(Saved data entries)
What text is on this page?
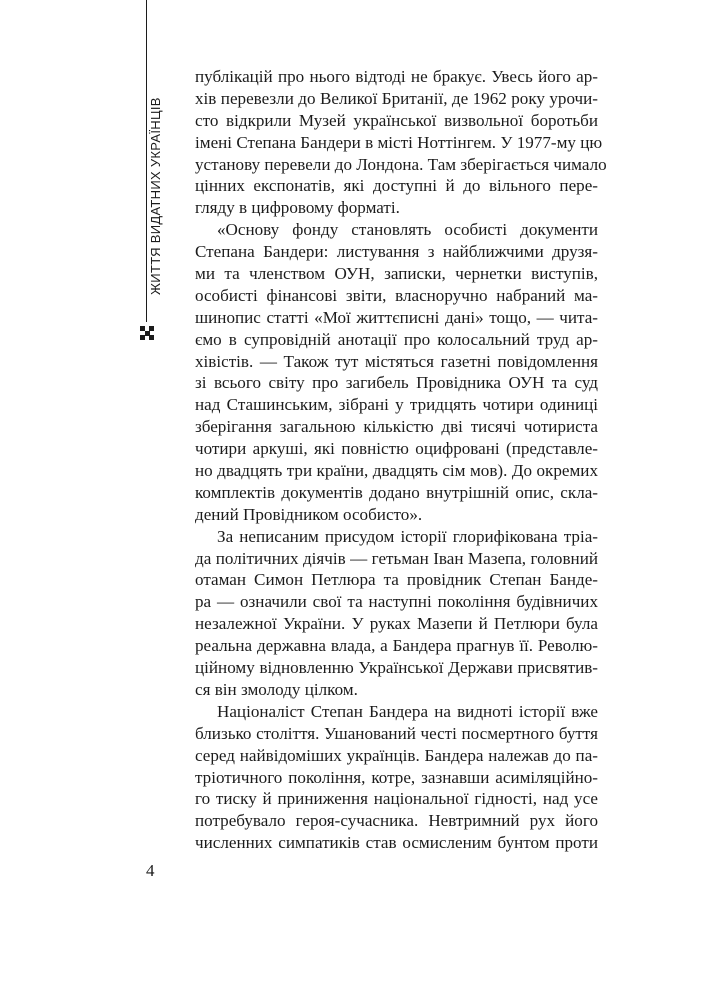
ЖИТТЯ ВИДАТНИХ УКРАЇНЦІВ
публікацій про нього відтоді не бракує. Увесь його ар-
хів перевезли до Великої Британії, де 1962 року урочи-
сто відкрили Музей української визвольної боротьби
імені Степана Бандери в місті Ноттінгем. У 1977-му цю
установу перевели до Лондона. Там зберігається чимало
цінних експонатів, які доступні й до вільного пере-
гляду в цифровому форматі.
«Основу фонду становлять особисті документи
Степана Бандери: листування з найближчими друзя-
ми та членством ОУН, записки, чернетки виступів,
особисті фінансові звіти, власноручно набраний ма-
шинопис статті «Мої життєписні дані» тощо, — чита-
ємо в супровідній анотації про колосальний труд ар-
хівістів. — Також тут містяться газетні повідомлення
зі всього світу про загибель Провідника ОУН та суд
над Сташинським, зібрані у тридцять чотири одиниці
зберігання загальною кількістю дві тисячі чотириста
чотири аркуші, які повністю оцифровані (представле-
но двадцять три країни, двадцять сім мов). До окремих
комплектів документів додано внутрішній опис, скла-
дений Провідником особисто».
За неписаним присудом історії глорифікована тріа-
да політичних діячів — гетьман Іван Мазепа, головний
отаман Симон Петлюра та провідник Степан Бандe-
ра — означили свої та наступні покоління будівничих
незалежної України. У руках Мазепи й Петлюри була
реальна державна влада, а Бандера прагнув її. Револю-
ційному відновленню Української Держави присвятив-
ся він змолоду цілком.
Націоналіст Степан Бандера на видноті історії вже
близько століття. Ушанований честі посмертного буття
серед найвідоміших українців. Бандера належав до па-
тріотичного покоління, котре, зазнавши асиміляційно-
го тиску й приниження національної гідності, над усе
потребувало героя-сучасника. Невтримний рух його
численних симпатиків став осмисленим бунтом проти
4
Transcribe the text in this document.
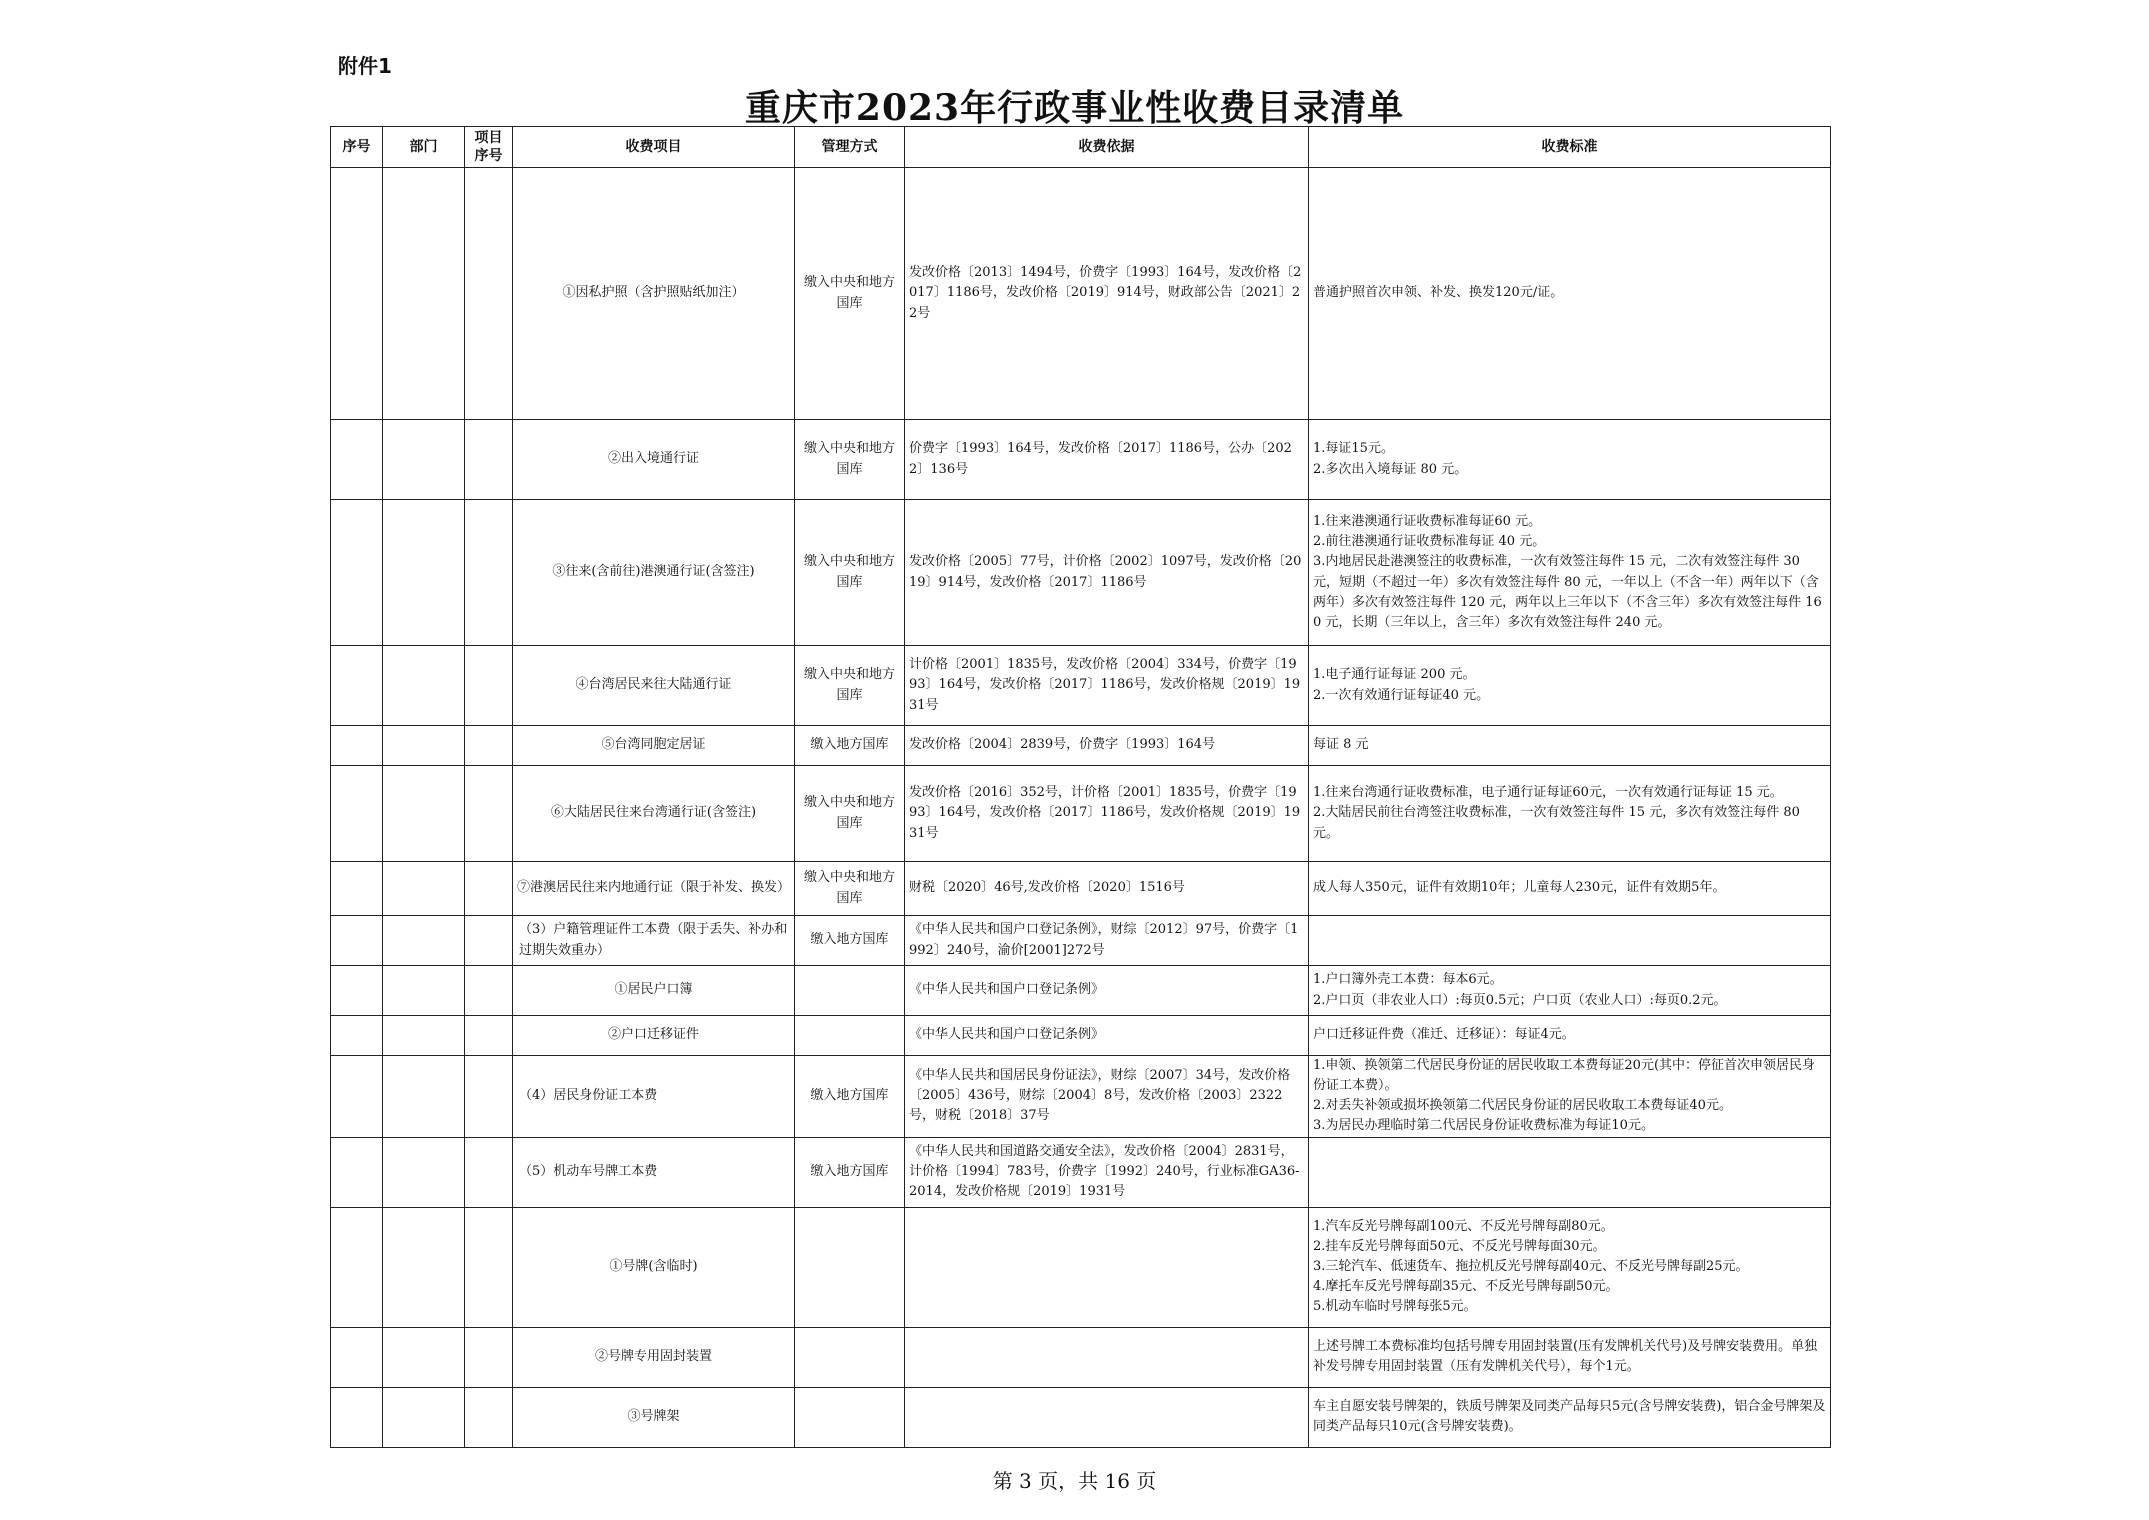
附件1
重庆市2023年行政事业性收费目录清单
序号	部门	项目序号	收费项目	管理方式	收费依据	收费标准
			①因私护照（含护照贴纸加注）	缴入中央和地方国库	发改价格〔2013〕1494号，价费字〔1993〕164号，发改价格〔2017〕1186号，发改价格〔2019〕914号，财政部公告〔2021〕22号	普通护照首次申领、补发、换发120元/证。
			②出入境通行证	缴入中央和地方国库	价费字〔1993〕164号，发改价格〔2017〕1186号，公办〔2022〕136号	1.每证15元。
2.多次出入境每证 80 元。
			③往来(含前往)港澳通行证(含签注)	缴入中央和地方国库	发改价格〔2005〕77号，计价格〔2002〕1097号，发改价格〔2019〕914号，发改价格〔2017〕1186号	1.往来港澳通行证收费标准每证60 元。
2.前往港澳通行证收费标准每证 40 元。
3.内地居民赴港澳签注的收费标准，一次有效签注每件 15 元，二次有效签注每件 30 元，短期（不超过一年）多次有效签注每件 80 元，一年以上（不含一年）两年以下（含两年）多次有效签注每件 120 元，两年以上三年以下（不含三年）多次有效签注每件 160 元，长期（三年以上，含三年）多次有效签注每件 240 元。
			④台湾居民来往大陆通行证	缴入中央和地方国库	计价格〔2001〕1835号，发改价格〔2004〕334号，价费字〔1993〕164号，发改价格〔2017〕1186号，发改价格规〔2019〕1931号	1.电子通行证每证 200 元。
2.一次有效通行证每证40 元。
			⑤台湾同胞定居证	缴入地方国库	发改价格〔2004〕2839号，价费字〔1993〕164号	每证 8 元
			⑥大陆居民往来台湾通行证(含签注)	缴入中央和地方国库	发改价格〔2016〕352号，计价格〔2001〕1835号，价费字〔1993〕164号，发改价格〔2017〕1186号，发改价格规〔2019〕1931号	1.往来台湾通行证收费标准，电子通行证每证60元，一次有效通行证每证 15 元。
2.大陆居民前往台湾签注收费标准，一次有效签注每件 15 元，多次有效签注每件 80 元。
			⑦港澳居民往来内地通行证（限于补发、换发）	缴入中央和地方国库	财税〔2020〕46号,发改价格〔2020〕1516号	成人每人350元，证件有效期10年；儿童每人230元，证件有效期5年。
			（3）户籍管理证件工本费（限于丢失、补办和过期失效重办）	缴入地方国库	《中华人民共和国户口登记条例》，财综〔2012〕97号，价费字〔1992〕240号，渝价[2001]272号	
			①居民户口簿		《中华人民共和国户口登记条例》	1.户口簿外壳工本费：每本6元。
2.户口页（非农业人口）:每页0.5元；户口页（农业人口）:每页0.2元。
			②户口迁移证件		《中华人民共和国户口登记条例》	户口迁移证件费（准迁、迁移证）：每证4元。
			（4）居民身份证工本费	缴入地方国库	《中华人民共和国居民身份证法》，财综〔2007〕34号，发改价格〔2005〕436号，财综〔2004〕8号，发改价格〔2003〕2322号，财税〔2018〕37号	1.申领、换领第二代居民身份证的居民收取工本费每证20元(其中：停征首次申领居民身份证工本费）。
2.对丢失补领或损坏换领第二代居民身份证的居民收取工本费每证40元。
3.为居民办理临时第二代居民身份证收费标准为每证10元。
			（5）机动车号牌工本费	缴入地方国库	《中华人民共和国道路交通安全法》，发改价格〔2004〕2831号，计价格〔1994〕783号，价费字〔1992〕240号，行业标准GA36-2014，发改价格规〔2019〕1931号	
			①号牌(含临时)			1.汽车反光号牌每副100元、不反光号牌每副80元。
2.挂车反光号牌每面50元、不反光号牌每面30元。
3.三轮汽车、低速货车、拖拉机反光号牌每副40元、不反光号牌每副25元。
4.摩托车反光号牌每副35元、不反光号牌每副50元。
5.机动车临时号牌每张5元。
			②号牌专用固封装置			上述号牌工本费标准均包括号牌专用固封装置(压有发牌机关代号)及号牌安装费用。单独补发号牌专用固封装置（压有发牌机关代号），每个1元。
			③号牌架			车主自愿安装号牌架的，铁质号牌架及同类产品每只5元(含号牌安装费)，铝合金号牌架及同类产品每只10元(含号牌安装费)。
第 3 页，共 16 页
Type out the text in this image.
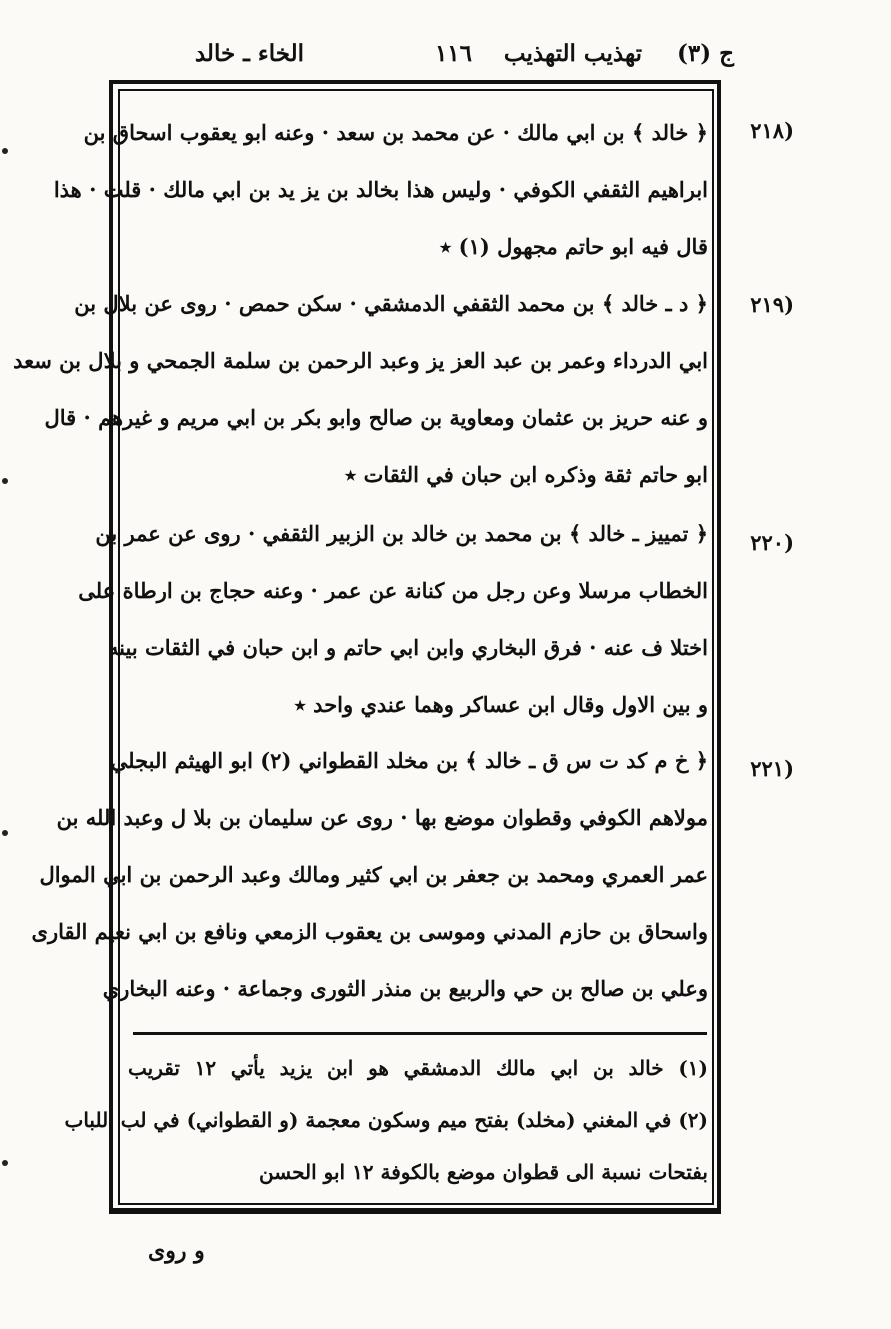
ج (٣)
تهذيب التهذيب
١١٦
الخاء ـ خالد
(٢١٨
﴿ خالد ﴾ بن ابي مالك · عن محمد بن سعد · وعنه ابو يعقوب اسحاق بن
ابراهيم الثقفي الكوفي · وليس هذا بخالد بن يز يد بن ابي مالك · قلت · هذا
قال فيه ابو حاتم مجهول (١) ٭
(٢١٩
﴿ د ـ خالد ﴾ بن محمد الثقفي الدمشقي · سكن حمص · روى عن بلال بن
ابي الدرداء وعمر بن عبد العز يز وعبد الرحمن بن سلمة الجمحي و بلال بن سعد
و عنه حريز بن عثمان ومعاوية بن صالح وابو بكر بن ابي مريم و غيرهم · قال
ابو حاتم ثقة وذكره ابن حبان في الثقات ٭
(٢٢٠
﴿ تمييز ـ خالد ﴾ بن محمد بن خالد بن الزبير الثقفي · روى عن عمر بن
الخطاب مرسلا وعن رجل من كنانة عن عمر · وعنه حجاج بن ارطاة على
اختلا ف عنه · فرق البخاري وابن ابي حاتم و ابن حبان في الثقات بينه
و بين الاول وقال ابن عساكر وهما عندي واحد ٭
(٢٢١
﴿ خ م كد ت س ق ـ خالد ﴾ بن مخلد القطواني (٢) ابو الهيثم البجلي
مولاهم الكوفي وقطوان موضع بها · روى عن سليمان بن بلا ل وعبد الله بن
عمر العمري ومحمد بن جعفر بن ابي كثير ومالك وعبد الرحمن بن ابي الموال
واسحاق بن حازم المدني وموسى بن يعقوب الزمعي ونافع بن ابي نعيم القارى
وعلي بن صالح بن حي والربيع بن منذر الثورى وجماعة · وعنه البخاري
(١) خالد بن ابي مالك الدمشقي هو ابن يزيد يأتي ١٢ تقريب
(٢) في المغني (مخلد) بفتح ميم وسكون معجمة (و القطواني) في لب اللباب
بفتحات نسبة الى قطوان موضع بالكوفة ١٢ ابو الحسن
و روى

## Task requirements
Give a single number: the count of lines above that include the word "особисті".

## The output
2